• GIVEN PROBLEM: Reproduce every entry in the listing without alteration.

• EXERCISE DATA:
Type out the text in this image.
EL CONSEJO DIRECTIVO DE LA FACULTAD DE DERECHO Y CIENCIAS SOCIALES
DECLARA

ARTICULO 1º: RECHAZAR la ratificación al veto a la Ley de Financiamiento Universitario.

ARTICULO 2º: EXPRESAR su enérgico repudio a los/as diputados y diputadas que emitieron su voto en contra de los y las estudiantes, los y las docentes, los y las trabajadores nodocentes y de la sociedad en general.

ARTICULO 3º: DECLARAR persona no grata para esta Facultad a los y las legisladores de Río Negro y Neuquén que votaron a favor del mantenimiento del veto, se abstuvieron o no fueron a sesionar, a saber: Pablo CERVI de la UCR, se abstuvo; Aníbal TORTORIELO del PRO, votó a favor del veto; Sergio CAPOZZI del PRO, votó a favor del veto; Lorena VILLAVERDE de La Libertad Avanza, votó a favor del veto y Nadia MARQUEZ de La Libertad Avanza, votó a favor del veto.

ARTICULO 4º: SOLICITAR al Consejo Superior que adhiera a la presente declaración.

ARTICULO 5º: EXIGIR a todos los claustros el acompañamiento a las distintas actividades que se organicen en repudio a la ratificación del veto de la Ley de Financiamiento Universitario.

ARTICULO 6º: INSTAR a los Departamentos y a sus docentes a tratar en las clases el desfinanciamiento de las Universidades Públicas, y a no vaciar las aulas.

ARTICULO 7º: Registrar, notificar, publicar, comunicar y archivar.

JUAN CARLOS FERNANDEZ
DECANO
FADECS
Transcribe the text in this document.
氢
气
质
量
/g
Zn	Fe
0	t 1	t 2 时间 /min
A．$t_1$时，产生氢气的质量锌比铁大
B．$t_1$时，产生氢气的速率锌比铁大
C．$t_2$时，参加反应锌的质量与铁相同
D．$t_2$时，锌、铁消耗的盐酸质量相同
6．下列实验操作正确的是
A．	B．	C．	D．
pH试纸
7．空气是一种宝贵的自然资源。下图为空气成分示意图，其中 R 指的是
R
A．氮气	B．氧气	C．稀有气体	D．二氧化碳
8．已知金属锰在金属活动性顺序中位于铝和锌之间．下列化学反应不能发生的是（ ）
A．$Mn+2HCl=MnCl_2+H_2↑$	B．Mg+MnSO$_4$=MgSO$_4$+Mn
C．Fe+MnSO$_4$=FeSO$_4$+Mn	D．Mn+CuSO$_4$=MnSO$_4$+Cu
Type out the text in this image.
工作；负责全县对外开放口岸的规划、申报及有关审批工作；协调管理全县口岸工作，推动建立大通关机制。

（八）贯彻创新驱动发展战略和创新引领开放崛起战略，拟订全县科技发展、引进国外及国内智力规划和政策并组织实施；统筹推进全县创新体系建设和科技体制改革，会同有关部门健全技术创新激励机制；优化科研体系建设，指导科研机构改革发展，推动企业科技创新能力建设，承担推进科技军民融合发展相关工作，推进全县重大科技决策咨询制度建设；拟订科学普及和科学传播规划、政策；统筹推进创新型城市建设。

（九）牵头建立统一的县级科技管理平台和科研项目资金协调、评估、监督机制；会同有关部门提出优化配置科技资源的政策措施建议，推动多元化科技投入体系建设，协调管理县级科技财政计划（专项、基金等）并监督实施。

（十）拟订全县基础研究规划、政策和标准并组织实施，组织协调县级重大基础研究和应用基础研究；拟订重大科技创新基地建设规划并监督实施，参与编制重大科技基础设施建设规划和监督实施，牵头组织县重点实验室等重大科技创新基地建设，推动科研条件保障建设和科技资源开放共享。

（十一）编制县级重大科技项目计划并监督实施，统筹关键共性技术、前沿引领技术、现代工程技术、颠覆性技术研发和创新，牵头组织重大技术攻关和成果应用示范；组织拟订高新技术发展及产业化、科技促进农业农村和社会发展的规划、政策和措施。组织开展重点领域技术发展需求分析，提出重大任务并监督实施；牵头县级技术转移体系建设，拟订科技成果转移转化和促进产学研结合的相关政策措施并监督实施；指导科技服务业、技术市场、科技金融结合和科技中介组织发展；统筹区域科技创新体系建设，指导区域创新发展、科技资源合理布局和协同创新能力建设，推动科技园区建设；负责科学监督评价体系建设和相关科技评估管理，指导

• ANSWER FOR THE TASK:
Type out the text in this image.
EL CONSEJO DIRECTIVO DE LA FACULTAD DE DERECHO Y CIENCIAS SOCIALES
DECLARA

ARTICULO 1º: RECHAZAR la ratificación al veto a la Ley de Financiamiento Universitario.

ARTICULO 2º: EXPRESAR su enérgico repudio a los/as diputados y diputadas que emitieron su voto en contra de los y las estudiantes, los y las docentes, los y las trabajadores nodocentes y de la sociedad en general.

ARTICULO 3º: DECLARAR persona no grata para esta Facultad a los y las legisladores de Río Negro y Neuquén que votaron a favor del mantenimiento del veto, se abstuvieron o no fueron a sesionar, a saber: Pablo CERVI de la UCR, se abstuvo; Aníbal TORTORIELO del PRO, votó a favor del veto; Sergio CAPOZZI del PRO, votó a favor del veto; Lorena VILLAVERDE de La Libertad Avanza, votó a favor del veto y Nadia MARQUEZ de La Libertad Avanza, votó a favor del veto.

ARTICULO 4º: SOLICITAR al Consejo Superior que adhiera a la presente declaración.

ARTICULO 5º: EXIGIR a todos los claustros el acompañamiento a las distintas actividades que se organicen en repudio a la ratificación del veto de la Ley de Financiamiento Universitario.

ARTICULO 6º: INSTAR a los Departamentos y a sus docentes a tratar en las clases el desfinanciamiento de las Universidades Públicas, y a no vaciar las aulas.

ARTICULO 7º: Registrar, notificar, publicar, comunicar y archivar.

JUAN CARLOS FERNANDEZ
DECANO
FADECS
Transcribe the text in this document.
氢
气
质
量
/g
Zn	Fe
0	t 1	t 2 时间 /min
A．$t_1$时，产生氢气的质量锌比铁大
B．$t_1$时，产生氢气的速率锌比铁大
C．$t_2$时，参加反应锌的质量与铁相同
D．$t_2$时，锌、铁消耗的盐酸质量相同
6．下列实验操作正确的是
A．	B．	C．	D．
pH试纸
7．空气是一种宝贵的自然资源。下图为空气成分示意图，其中 R 指的是
R
A．氮气	B．氧气	C．稀有气体	D．二氧化碳
8．已知金属锰在金属活动性顺序中位于铝和锌之间．下列化学反应不能发生的是（ ）
A．$Mn+2HCl=MnCl_2+H_2↑$	B．Mg+MnSO$_4$=MgSO$_4$+Mn
C．Fe+MnSO$_4$=FeSO$_4$+Mn	D．Mn+CuSO$_4$=MnSO$_4$+Cu
Type out the text in this image.
工作；负责全县对外开放口岸的规划、申报及有关审批工作；协调管理全县口岸工作，推动建立大通关机制。

（八）贯彻创新驱动发展战略和创新引领开放崛起战略，拟订全县科技发展、引进国外及国内智力规划和政策并组织实施；统筹推进全县创新体系建设和科技体制改革，会同有关部门健全技术创新激励机制；优化科研体系建设，指导科研机构改革发展，推动企业科技创新能力建设，承担推进科技军民融合发展相关工作，推进全县重大科技决策咨询制度建设；拟订科学普及和科学传播规划、政策；统筹推进创新型城市建设。

（九）牵头建立统一的县级科技管理平台和科研项目资金协调、评估、监督机制；会同有关部门提出优化配置科技资源的政策措施建议，推动多元化科技投入体系建设，协调管理县级科技财政计划（专项、基金等）并监督实施。

（十）拟订全县基础研究规划、政策和标准并组织实施，组织协调县级重大基础研究和应用基础研究；拟订重大科技创新基地建设规划并监督实施，参与编制重大科技基础设施建设规划和监督实施，牵头组织县重点实验室等重大科技创新基地建设，推动科研条件保障建设和科技资源开放共享。

（十一）编制县级重大科技项目计划并监督实施，统筹关键共性技术、前沿引领技术、现代工程技术、颠覆性技术研发和创新，牵头组织重大技术攻关和成果应用示范；组织拟订高新技术发展及产业化、科技促进农业农村和社会发展的规划、政策和措施。组织开展重点领域技术发展需求分析，提出重大任务并监督实施；牵头县级技术转移体系建设，拟订科技成果转移转化和促进产学研结合的相关政策措施并监督实施；指导科技服务业、技术市场、科技金融结合和科技中介组织发展；统筹区域科技创新体系建设，指导区域创新发展、科技资源合理布局和协同创新能力建设，推动科技园区建设；负责科学监督评价体系建设和相关科技评估管理，指导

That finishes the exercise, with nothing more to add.